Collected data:
::::::

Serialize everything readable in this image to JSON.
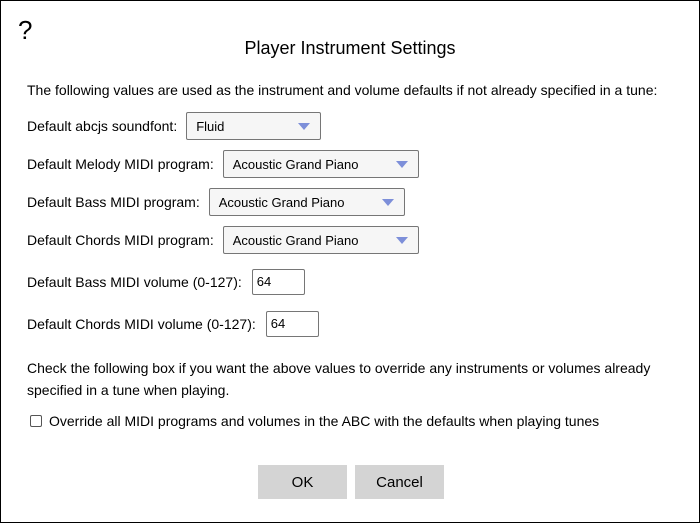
{
  "dialog": {
    "help_glyph": "?",
    "title": "Player Instrument Settings",
    "intro": "The following values are used as the instrument and volume defaults if not already specified in a tune:",
    "soundfont": {
      "label": "Default abcjs soundfont:",
      "value": "Fluid"
    },
    "melody": {
      "label": "Default Melody MIDI program:",
      "value": "Acoustic Grand Piano"
    },
    "bass": {
      "label": "Default Bass MIDI program:",
      "value": "Acoustic Grand Piano"
    },
    "chords": {
      "label": "Default Chords MIDI program:",
      "value": "Acoustic Grand Piano"
    },
    "bass_volume": {
      "label": "Default Bass MIDI volume (0-127):",
      "value": "64"
    },
    "chords_volume": {
      "label": "Default Chords MIDI volume (0-127):",
      "value": "64"
    },
    "override_note": "Check the following box if you want the above values to override any instruments or volumes already specified in a tune when playing.",
    "override_checkbox": {
      "label": "Override all MIDI programs and volumes in the ABC with the defaults when playing tunes",
      "checked": false
    },
    "ok_label": "OK",
    "cancel_label": "Cancel",
    "dropdown_arrow_color": "#7d8fd9"
  }
}
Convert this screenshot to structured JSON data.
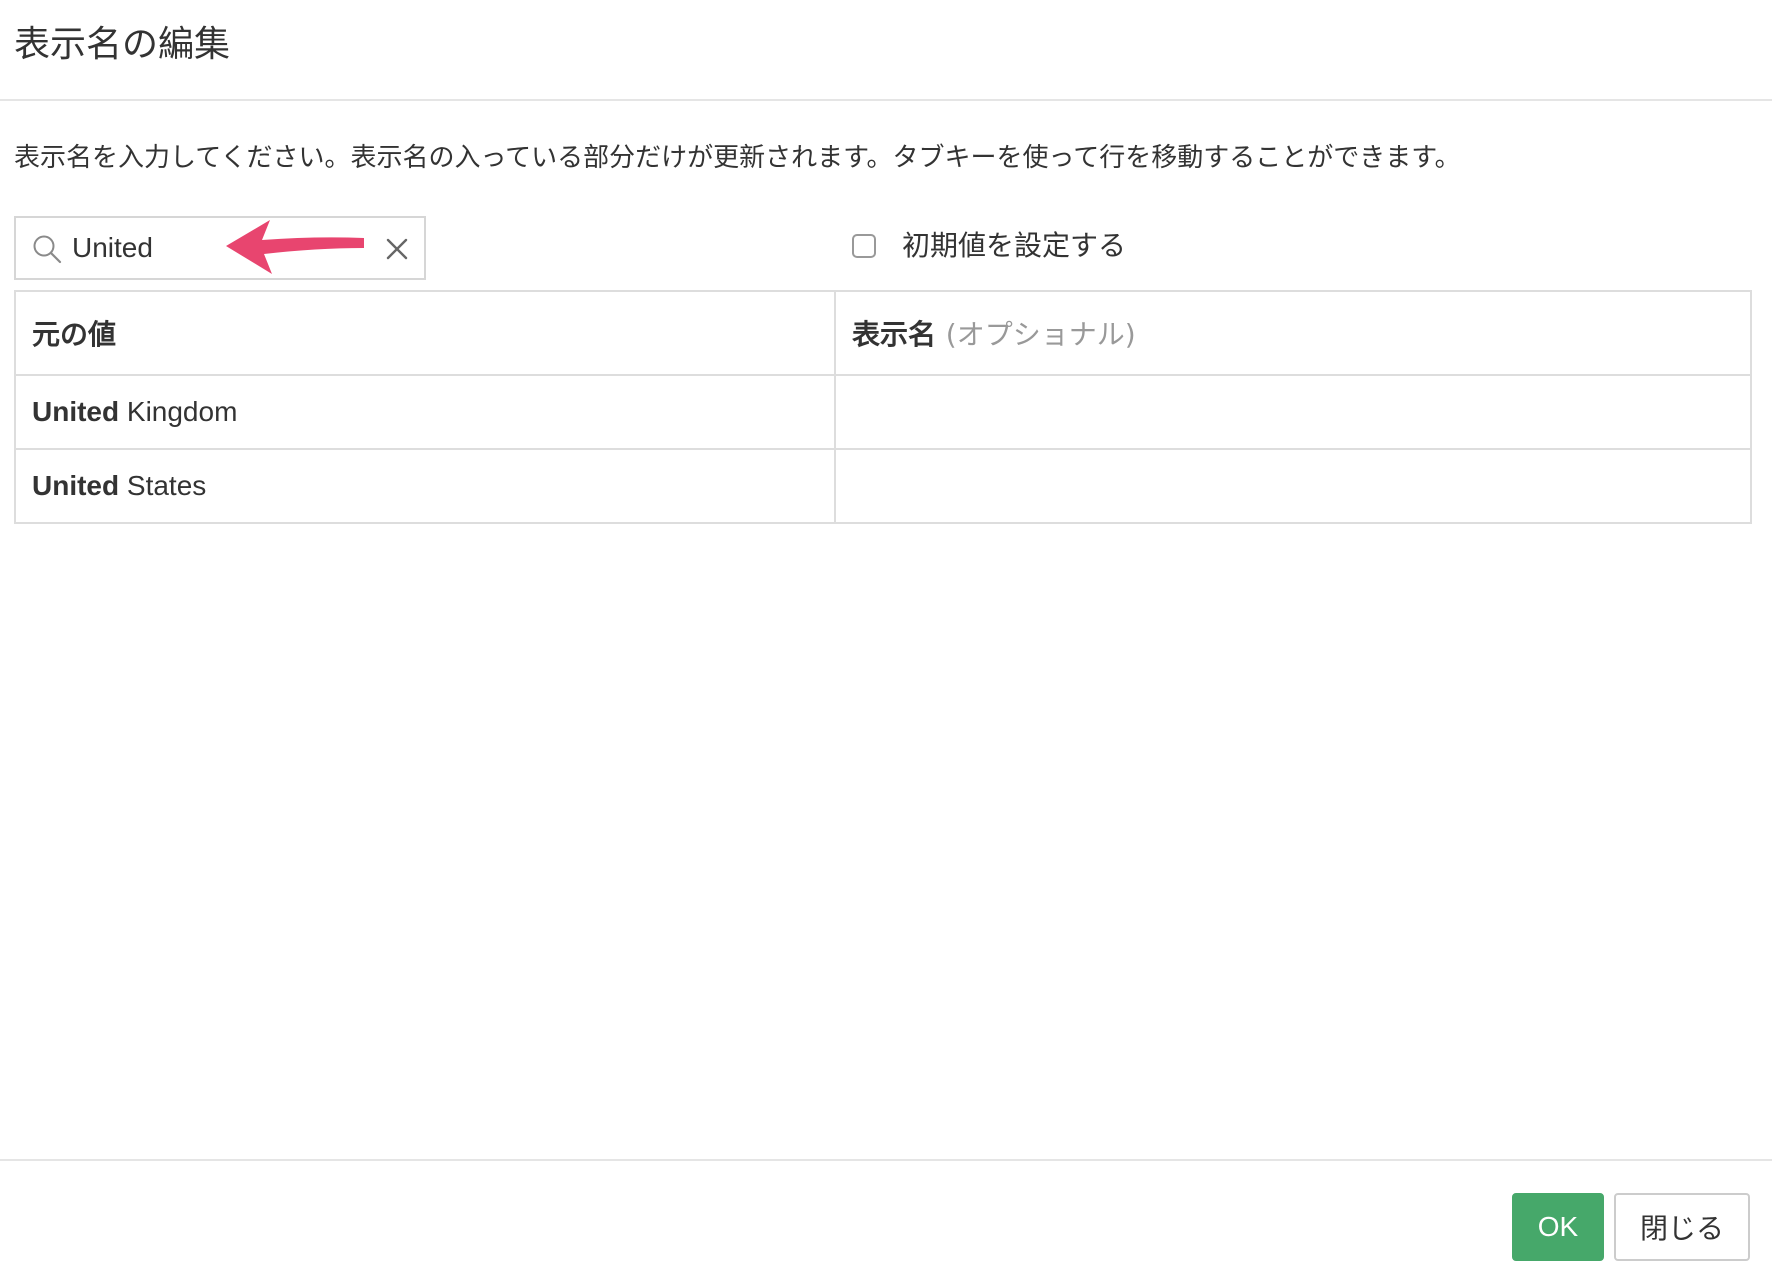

::::::

Reproduce the material word for word. Any pictures should be left out of the copy.

Task result:
Serialize everything readable in this image to JSON.
{
  "dialog": {
    "help_glyph": "?",
    "title": "Player Instrument Settings",
    "intro": "The following values are used as the instrument and volume defaults if not already specified in a tune:",
    "soundfont": {
      "label": "Default abcjs soundfont:",
      "value": "Fluid"
    },
    "melody": {
      "label": "Default Melody MIDI program:",
      "value": "Acoustic Grand Piano"
    },
    "bass": {
      "label": "Default Bass MIDI program:",
      "value": "Acoustic Grand Piano"
    },
    "chords": {
      "label": "Default Chords MIDI program:",
      "value": "Acoustic Grand Piano"
    },
    "bass_volume": {
      "label": "Default Bass MIDI volume (0-127):",
      "value": "64"
    },
    "chords_volume": {
      "label": "Default Chords MIDI volume (0-127):",
      "value": "64"
    },
    "override_note": "Check the following box if you want the above values to override any instruments or volumes already specified in a tune when playing.",
    "override_checkbox": {
      "label": "Override all MIDI programs and volumes in the ABC with the defaults when playing tunes",
      "checked": false
    },
    "ok_label": "OK",
    "cancel_label": "Cancel",
    "dropdown_arrow_color": "#7d8fd9"
  }
}
Convert this screenshot to structured JSON data.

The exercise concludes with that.